**Problem to solve:**
All of the data below must be repeated exactly.

**Raw records:**

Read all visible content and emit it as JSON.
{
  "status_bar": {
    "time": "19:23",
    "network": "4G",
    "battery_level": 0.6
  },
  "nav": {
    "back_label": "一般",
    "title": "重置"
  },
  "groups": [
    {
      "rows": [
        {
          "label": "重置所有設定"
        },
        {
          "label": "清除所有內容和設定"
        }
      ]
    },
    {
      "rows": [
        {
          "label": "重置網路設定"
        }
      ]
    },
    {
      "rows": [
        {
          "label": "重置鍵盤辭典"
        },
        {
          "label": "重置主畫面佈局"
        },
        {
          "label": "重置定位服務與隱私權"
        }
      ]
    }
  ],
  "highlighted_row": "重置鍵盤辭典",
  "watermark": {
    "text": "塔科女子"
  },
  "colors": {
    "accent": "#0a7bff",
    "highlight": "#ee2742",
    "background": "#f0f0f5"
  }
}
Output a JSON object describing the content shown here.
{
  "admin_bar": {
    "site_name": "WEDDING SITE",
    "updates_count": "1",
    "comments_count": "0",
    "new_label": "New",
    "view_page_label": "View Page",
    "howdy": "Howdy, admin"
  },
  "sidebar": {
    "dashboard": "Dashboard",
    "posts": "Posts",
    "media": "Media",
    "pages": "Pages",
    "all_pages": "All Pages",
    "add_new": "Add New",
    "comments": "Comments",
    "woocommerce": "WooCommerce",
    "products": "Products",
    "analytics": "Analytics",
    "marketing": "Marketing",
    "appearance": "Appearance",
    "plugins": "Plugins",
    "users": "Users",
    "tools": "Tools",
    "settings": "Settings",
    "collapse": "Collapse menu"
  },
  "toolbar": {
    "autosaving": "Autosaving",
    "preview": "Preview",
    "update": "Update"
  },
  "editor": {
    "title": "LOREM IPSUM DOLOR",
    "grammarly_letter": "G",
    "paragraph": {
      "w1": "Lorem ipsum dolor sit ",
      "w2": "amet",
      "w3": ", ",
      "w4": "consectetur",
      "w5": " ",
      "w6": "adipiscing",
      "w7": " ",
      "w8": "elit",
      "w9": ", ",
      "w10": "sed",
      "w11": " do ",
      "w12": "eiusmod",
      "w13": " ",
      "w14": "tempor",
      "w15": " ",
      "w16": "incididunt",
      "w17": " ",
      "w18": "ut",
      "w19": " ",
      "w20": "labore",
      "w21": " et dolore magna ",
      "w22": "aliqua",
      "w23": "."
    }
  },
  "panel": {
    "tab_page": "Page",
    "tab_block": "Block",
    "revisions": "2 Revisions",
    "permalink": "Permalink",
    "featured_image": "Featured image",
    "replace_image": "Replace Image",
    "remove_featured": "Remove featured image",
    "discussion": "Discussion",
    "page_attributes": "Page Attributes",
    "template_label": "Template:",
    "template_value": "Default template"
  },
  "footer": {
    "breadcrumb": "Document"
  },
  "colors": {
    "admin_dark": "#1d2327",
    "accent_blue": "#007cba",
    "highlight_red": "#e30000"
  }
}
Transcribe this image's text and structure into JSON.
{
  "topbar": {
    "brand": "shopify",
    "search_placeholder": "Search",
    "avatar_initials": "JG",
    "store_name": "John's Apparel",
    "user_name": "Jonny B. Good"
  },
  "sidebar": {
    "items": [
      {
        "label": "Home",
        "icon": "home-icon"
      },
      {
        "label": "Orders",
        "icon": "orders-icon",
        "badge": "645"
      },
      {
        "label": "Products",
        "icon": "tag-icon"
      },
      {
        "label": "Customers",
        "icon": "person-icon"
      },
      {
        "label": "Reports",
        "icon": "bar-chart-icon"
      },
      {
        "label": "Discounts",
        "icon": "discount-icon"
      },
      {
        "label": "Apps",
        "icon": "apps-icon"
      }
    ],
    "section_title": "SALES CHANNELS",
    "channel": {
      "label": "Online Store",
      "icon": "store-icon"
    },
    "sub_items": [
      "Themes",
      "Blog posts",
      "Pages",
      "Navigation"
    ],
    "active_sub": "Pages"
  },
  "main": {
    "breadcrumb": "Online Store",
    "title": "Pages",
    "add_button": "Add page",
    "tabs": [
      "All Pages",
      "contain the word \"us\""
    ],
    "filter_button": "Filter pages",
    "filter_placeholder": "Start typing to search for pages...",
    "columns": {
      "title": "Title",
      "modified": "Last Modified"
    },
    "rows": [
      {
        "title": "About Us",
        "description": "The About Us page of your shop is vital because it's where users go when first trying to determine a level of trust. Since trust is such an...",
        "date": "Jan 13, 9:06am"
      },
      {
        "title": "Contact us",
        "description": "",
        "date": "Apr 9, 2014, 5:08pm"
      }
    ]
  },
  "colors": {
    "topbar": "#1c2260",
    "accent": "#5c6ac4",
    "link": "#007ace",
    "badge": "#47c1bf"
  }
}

**Output for this exercise:**
Read all visible content and emit it as JSON.
{
  "status_bar": {
    "time": "19:23",
    "network": "4G",
    "battery_level": 0.6
  },
  "nav": {
    "back_label": "一般",
    "title": "重置"
  },
  "groups": [
    {
      "rows": [
        {
          "label": "重置所有設定"
        },
        {
          "label": "清除所有內容和設定"
        }
      ]
    },
    {
      "rows": [
        {
          "label": "重置網路設定"
        }
      ]
    },
    {
      "rows": [
        {
          "label": "重置鍵盤辭典"
        },
        {
          "label": "重置主畫面佈局"
        },
        {
          "label": "重置定位服務與隱私權"
        }
      ]
    }
  ],
  "highlighted_row": "重置鍵盤辭典",
  "watermark": {
    "text": "塔科女子"
  },
  "colors": {
    "accent": "#0a7bff",
    "highlight": "#ee2742",
    "background": "#f0f0f5"
  }
}
Output a JSON object describing the content shown here.
{
  "admin_bar": {
    "site_name": "WEDDING SITE",
    "updates_count": "1",
    "comments_count": "0",
    "new_label": "New",
    "view_page_label": "View Page",
    "howdy": "Howdy, admin"
  },
  "sidebar": {
    "dashboard": "Dashboard",
    "posts": "Posts",
    "media": "Media",
    "pages": "Pages",
    "all_pages": "All Pages",
    "add_new": "Add New",
    "comments": "Comments",
    "woocommerce": "WooCommerce",
    "products": "Products",
    "analytics": "Analytics",
    "marketing": "Marketing",
    "appearance": "Appearance",
    "plugins": "Plugins",
    "users": "Users",
    "tools": "Tools",
    "settings": "Settings",
    "collapse": "Collapse menu"
  },
  "toolbar": {
    "autosaving": "Autosaving",
    "preview": "Preview",
    "update": "Update"
  },
  "editor": {
    "title": "LOREM IPSUM DOLOR",
    "grammarly_letter": "G",
    "paragraph": {
      "w1": "Lorem ipsum dolor sit ",
      "w2": "amet",
      "w3": ", ",
      "w4": "consectetur",
      "w5": " ",
      "w6": "adipiscing",
      "w7": " ",
      "w8": "elit",
      "w9": ", ",
      "w10": "sed",
      "w11": " do ",
      "w12": "eiusmod",
      "w13": " ",
      "w14": "tempor",
      "w15": " ",
      "w16": "incididunt",
      "w17": " ",
      "w18": "ut",
      "w19": " ",
      "w20": "labore",
      "w21": " et dolore magna ",
      "w22": "aliqua",
      "w23": "."
    }
  },
  "panel": {
    "tab_page": "Page",
    "tab_block": "Block",
    "revisions": "2 Revisions",
    "permalink": "Permalink",
    "featured_image": "Featured image",
    "replace_image": "Replace Image",
    "remove_featured": "Remove featured image",
    "discussion": "Discussion",
    "page_attributes": "Page Attributes",
    "template_label": "Template:",
    "template_value": "Default template"
  },
  "footer": {
    "breadcrumb": "Document"
  },
  "colors": {
    "admin_dark": "#1d2327",
    "accent_blue": "#007cba",
    "highlight_red": "#e30000"
  }
}
Transcribe this image's text and structure into JSON.
{
  "topbar": {
    "brand": "shopify",
    "search_placeholder": "Search",
    "avatar_initials": "JG",
    "store_name": "John's Apparel",
    "user_name": "Jonny B. Good"
  },
  "sidebar": {
    "items": [
      {
        "label": "Home",
        "icon": "home-icon"
      },
      {
        "label": "Orders",
        "icon": "orders-icon",
        "badge": "645"
      },
      {
        "label": "Products",
        "icon": "tag-icon"
      },
      {
        "label": "Customers",
        "icon": "person-icon"
      },
      {
        "label": "Reports",
        "icon": "bar-chart-icon"
      },
      {
        "label": "Discounts",
        "icon": "discount-icon"
      },
      {
        "label": "Apps",
        "icon": "apps-icon"
      }
    ],
    "section_title": "SALES CHANNELS",
    "channel": {
      "label": "Online Store",
      "icon": "store-icon"
    },
    "sub_items": [
      "Themes",
      "Blog posts",
      "Pages",
      "Navigation"
    ],
    "active_sub": "Pages"
  },
  "main": {
    "breadcrumb": "Online Store",
    "title": "Pages",
    "add_button": "Add page",
    "tabs": [
      "All Pages",
      "contain the word \"us\""
    ],
    "filter_button": "Filter pages",
    "filter_placeholder": "Start typing to search for pages...",
    "columns": {
      "title": "Title",
      "modified": "Last Modified"
    },
    "rows": [
      {
        "title": "About Us",
        "description": "The About Us page of your shop is vital because it's where users go when first trying to determine a level of trust. Since trust is such an...",
        "date": "Jan 13, 9:06am"
      },
      {
        "title": "Contact us",
        "description": "",
        "date": "Apr 9, 2014, 5:08pm"
      }
    ]
  },
  "colors": {
    "topbar": "#1c2260",
    "accent": "#5c6ac4",
    "link": "#007ace",
    "badge": "#47c1bf"
  }
}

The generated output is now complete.